Rewrite each line of the data below as a row in a Markdown table with two columns, Row and Line. Number the rows in order, leave out blank lines, and omit the pictures.

Box annotation data:
----------
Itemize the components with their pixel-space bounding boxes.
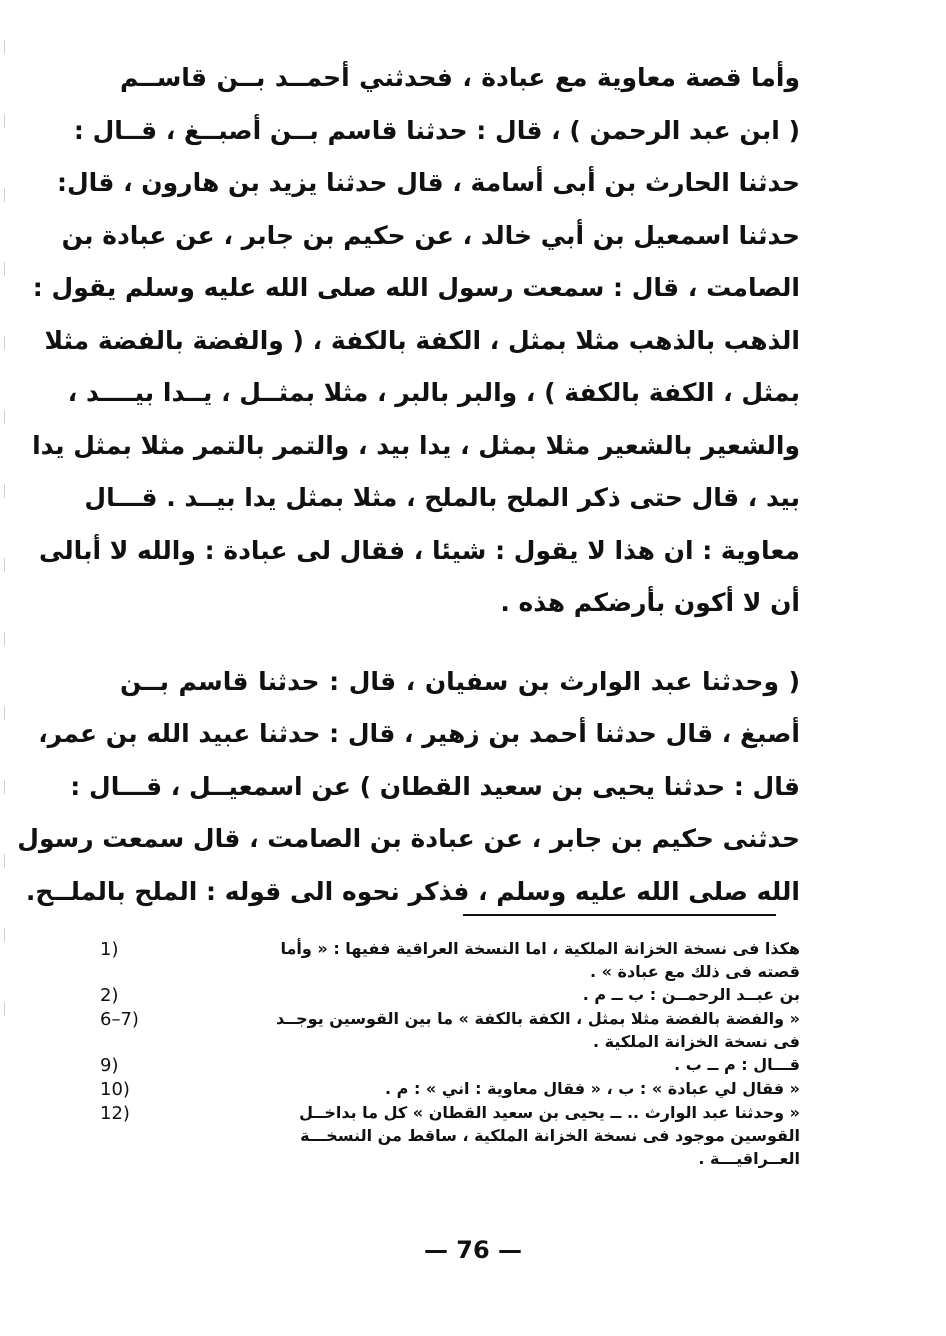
footnote-text: « والفضة بالفضة مثلا بمثل ، الكفة بالكفة » ما بين القوسين يوجــد: [275, 1009, 800, 1028]
text-line: الله صلى الله عليه وسلم ، فذكر نحوه الى قوله : الملح بالملــح.: [25, 876, 800, 906]
paragraph-2: [17, 656, 800, 919]
text-line: ( ابن عبد الرحمن ) ، قال : حدثنا قاسم بــن أصبــغ ، قــال :: [73, 115, 800, 145]
footnote-text: « فقال لي عبادة » : ب ، « فقال معاوية : اني » : م .: [385, 1079, 800, 1098]
text-line: معاوية : ان هذا لا يقول : شيئا ، فقال لى عبادة : والله لا أبالى: [39, 535, 800, 565]
footnote: [100, 1007, 800, 1053]
page-number: — 76 —: [423, 1236, 523, 1264]
footnote-text: بن عبــد الرحمــن : ب ــ م .: [582, 985, 800, 1004]
text-line: بمثل ، الكفة بالكفة ) ، والبر بالبر ، مثلا بمثــل ، يــدا بيــــد ،: [67, 378, 800, 407]
text-line: أصبغ ، قال حدثنا أحمد بن زهير ، قال : حدثنا عبيد الله بن عمر،: [38, 719, 800, 748]
footnote-text: قصته فى ذلك مع عبادة » .: [589, 962, 800, 981]
text-line: والشعير بالشعير مثلا بمثل ، يدا بيد ، والتمر بالتمر مثلا بمثل يدا: [32, 430, 800, 460]
footnote-divider: [463, 914, 776, 916]
footnote-text: « وحدثنا عبد الوارث .. ــ يحيى بن سعيد القطان » كل ما بداخــل: [299, 1103, 800, 1122]
footnote-number: 6–7): [100, 1009, 139, 1030]
footnote-text: قـــال : م ــ ب .: [674, 1055, 800, 1074]
text-line: حدثنى حكيم بن جابر ، عن عبادة بن الصامت ، قال سمعت رسول: [17, 824, 800, 853]
footnote: [100, 1053, 800, 1077]
footnote-number: 2): [100, 985, 119, 1006]
footnote-number: 10): [100, 1079, 130, 1100]
text-line: أن لا أكون بأرضكم هذه .: [500, 588, 800, 617]
footnote-text: هكذا فى نسخة الخزانة الملكية ، اما النسخة العراقية ففيها : « وأما: [280, 939, 800, 958]
text-line: قال : حدثنا يحيى بن سعيد القطان ) عن اسمعيــل ، قـــال :: [70, 771, 800, 801]
text-line: حدثنا اسمعيل بن أبي خالد ، عن حكيم بن جابر ، عن عبادة بن: [61, 220, 800, 250]
footnote-text: العــراقيـــة .: [698, 1149, 800, 1168]
footnotes: [100, 937, 800, 1170]
text-line: ( وحدثنا عبد الوارث بن سفيان ، قال : حدثنا قاسم بــن: [120, 666, 800, 696]
text-line: حدثنا الحارث بن أبى أسامة ، قال حدثنا يزيد بن هارون ، قال:: [56, 168, 800, 197]
footnote: [100, 1077, 800, 1101]
scan-edge-marks: [4, 40, 6, 1040]
paragraph-1: [32, 52, 800, 630]
footnote-number: 12): [100, 1103, 130, 1124]
footnote: [100, 937, 800, 983]
text-line: الصامت ، قال : سمعت رسول الله صلى الله عليه وسلم يقول :: [32, 273, 800, 302]
footnote-number: 9): [100, 1055, 119, 1076]
footnote: [100, 983, 800, 1007]
footnote-text: فى نسخة الخزانة الملكية .: [592, 1032, 800, 1051]
paragraph-gap: [120, 630, 800, 656]
main-text: [17, 52, 800, 918]
text-line: الذهب بالذهب مثلا بمثل ، الكفة بالكفة ، ( والفضة بالفضة مثلا: [44, 325, 800, 355]
text-line: وأما قصة معاوية مع عبادة ، فحدثني أحمــد بــن قاســم: [120, 63, 800, 92]
footnote-text: القوسين موجود فى نسخة الخزانة الملكية ، ساقط من النسخـــة: [300, 1126, 800, 1145]
footnote-number: 1): [100, 939, 119, 960]
footnote: [100, 1101, 800, 1170]
text-line: بيد ، قال حتى ذكر الملح بالملح ، مثلا بمثل يدا بيــد . قـــال: [84, 483, 800, 512]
----------
## Solution to the exercise
| Row | Line |
|---|---|
| 1 | Itemize the components with their pixel-space bounding boxes. |
| 2 | footnote-text: « والفضة بالفضة مثلا بمثل ، الكفة بالكفة » ما بين القوسين يوجــد: [275, 1009, 800, 1028] |
| 3 | text-line: الله صلى الله عليه وسلم ، فذكر نحوه الى قوله : الملح بالملــح.: [25, 876, 800, 906] |
| 4 | paragraph-2: [17, 656, 800, 919] |
| 5 | text-line: ( ابن عبد الرحمن ) ، قال : حدثنا قاسم بــن أصبــغ ، قــال :: [73, 115, 800, 145] |
| 6 | footnote-text: « فقال لي عبادة » : ب ، « فقال معاوية : اني » : م .: [385, 1079, 800, 1098] |
| 7 | text-line: معاوية : ان هذا لا يقول : شيئا ، فقال لى عبادة : والله لا أبالى: [39, 535, 800, 565] |
| 8 | footnote: [100, 1007, 800, 1053] |
| 9 | page-number: — 76 —: [423, 1236, 523, 1264] |
| 10 | footnote-text: بن عبــد الرحمــن : ب ــ م .: [582, 985, 800, 1004] |
| 11 | text-line: بمثل ، الكفة بالكفة ) ، والبر بالبر ، مثلا بمثــل ، يــدا بيــــد ،: [67, 378, 800, 407] |
| 12 | text-line: أصبغ ، قال حدثنا أحمد بن زهير ، قال : حدثنا عبيد الله بن عمر،: [38, 719, 800, 748] |
| 13 | footnote-text: قصته فى ذلك مع عبادة » .: [589, 962, 800, 981] |
| 14 | text-line: والشعير بالشعير مثلا بمثل ، يدا بيد ، والتمر بالتمر مثلا بمثل يدا: [32, 430, 800, 460] |
| 15 | footnote-divider: [463, 914, 776, 916] |
| 16 | footnote-text: « وحدثنا عبد الوارث .. ــ يحيى بن سعيد القطان » كل ما بداخــل: [299, 1103, 800, 1122] |
| 17 | footnote-number: 6–7): [100, 1009, 139, 1030] |
| 18 | footnote-text: قـــال : م ــ ب .: [674, 1055, 800, 1074] |
| 19 | text-line: حدثنى حكيم بن جابر ، عن عبادة بن الصامت ، قال سمعت رسول: [17, 824, 800, 853] |
| 20 | footnote: [100, 1053, 800, 1077] |
| 21 | footnote-number: 2): [100, 985, 119, 1006] |
| 22 | footnote-number: 10): [100, 1079, 130, 1100] |
| 23 | text-line: أن لا أكون بأرضكم هذه .: [500, 588, 800, 617] |
| 24 | footnote-text: هكذا فى نسخة الخزانة الملكية ، اما النسخة العراقية ففيها : « وأما: [280, 939, 800, 958] |
| 25 | text-line: قال : حدثنا يحيى بن سعيد القطان ) عن اسمعيــل ، قـــال :: [70, 771, 800, 801] |
| 26 | text-line: حدثنا اسمعيل بن أبي خالد ، عن حكيم بن جابر ، عن عبادة بن: [61, 220, 800, 250] |
| 27 | footnote-text: العــراقيـــة .: [698, 1149, 800, 1168] |
| 28 | footnotes: [100, 937, 800, 1170] |
| 29 | text-line: ( وحدثنا عبد الوارث بن سفيان ، قال : حدثنا قاسم بــن: [120, 666, 800, 696] |
| 30 | text-line: حدثنا الحارث بن أبى أسامة ، قال حدثنا يزيد بن هارون ، قال:: [56, 168, 800, 197] |
| 31 | footnote: [100, 1077, 800, 1101] |
| 32 | scan-edge-marks: [4, 40, 6, 1040] |
| 33 | paragraph-1: [32, 52, 800, 630] |
| 34 | footnote-number: 12): [100, 1103, 130, 1124] |
| 35 | footnote: [100, 937, 800, 983] |
| 36 | text-line: الصامت ، قال : سمعت رسول الله صلى الله عليه وسلم يقول :: [32, 273, 800, 302] |
| 37 | footnote-number: 9): [100, 1055, 119, 1076] |
| 38 | footnote: [100, 983, 800, 1007] |
| 39 | footnote-text: فى نسخة الخزانة الملكية .: [592, 1032, 800, 1051] |
| 40 | paragraph-gap: [120, 630, 800, 656] |
| 41 | main-text: [17, 52, 800, 918] |
| 42 | text-line: الذهب بالذهب مثلا بمثل ، الكفة بالكفة ، ( والفضة بالفضة مثلا: [44, 325, 800, 355] |
| 43 | text-line: وأما قصة معاوية مع عبادة ، فحدثني أحمــد بــن قاســم: [120, 63, 800, 92] |
| 44 | footnote-text: القوسين موجود فى نسخة الخزانة الملكية ، ساقط من النسخـــة: [300, 1126, 800, 1145] |
| 45 | footnote-number: 1): [100, 939, 119, 960] |
| 46 | footnote: [100, 1101, 800, 1170] |
| 47 | text-line: بيد ، قال حتى ذكر الملح بالملح ، مثلا بمثل يدا بيــد . قـــال: [84, 483, 800, 512] |